_Requirements_. Copy every entry word for word, but skip the pictures.

_Excerpted records_.
▶

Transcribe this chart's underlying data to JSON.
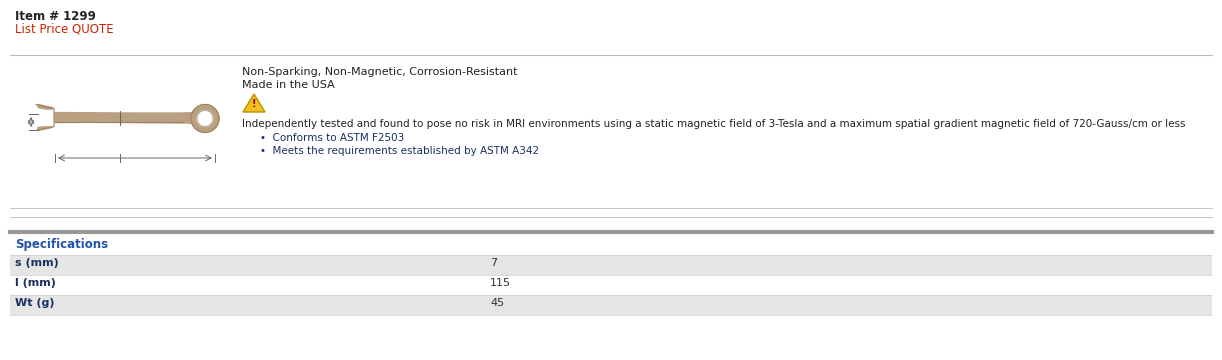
{
  "item_number": "Item # 1299",
  "list_price": "List Price QUOTE",
  "section1_text_line1": "Non-Sparking, Non-Magnetic, Corrosion-Resistant",
  "section1_text_line2": "Made in the USA",
  "section1_mri_text": "Independently tested and found to pose no risk in MRI environments using a static magnetic field of 3-Tesla and a maximum spatial gradient magnetic field of 720-Gauss/cm or less",
  "bullet1": "Conforms to ASTM F2503",
  "bullet2": "Meets the requirements established by ASTM A342",
  "spec_header": "Specifications",
  "spec_rows": [
    {
      "label": "s (mm)",
      "value": "7"
    },
    {
      "label": "l (mm)",
      "value": "115"
    },
    {
      "label": "Wt (g)",
      "value": "45"
    }
  ],
  "bg_color": "#ffffff",
  "text_color_black": "#222222",
  "text_color_red": "#cc2200",
  "text_color_navy": "#1a3060",
  "separator_color": "#bbbbbb",
  "separator_thick_color": "#999999",
  "row_bg_odd": "#e5e5e5",
  "row_bg_even": "#ffffff",
  "spec_header_color": "#2255aa",
  "spec_label_color": "#1a3060",
  "value_color": "#333333",
  "item_fontsize": 8.5,
  "body_fontsize": 8.0,
  "spec_fontsize": 8.0,
  "wrench_color": "#b8a080",
  "wrench_dark": "#a08060"
}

◀

_Result for this task_.
Transcribe this chart's underlying data to JSON.
{
  "item_number": "Item # 1299",
  "list_price": "List Price QUOTE",
  "section1_text_line1": "Non-Sparking, Non-Magnetic, Corrosion-Resistant",
  "section1_text_line2": "Made in the USA",
  "section1_mri_text": "Independently tested and found to pose no risk in MRI environments using a static magnetic field of 3-Tesla and a maximum spatial gradient magnetic field of 720-Gauss/cm or less",
  "bullet1": "Conforms to ASTM F2503",
  "bullet2": "Meets the requirements established by ASTM A342",
  "spec_header": "Specifications",
  "spec_rows": [
    {
      "label": "s (mm)",
      "value": "7"
    },
    {
      "label": "l (mm)",
      "value": "115"
    },
    {
      "label": "Wt (g)",
      "value": "45"
    }
  ],
  "bg_color": "#ffffff",
  "text_color_black": "#222222",
  "text_color_red": "#cc2200",
  "text_color_navy": "#1a3060",
  "separator_color": "#bbbbbb",
  "separator_thick_color": "#999999",
  "row_bg_odd": "#e5e5e5",
  "row_bg_even": "#ffffff",
  "spec_header_color": "#2255aa",
  "spec_label_color": "#1a3060",
  "value_color": "#333333",
  "item_fontsize": 8.5,
  "body_fontsize": 8.0,
  "spec_fontsize": 8.0,
  "wrench_color": "#b8a080",
  "wrench_dark": "#a08060"
}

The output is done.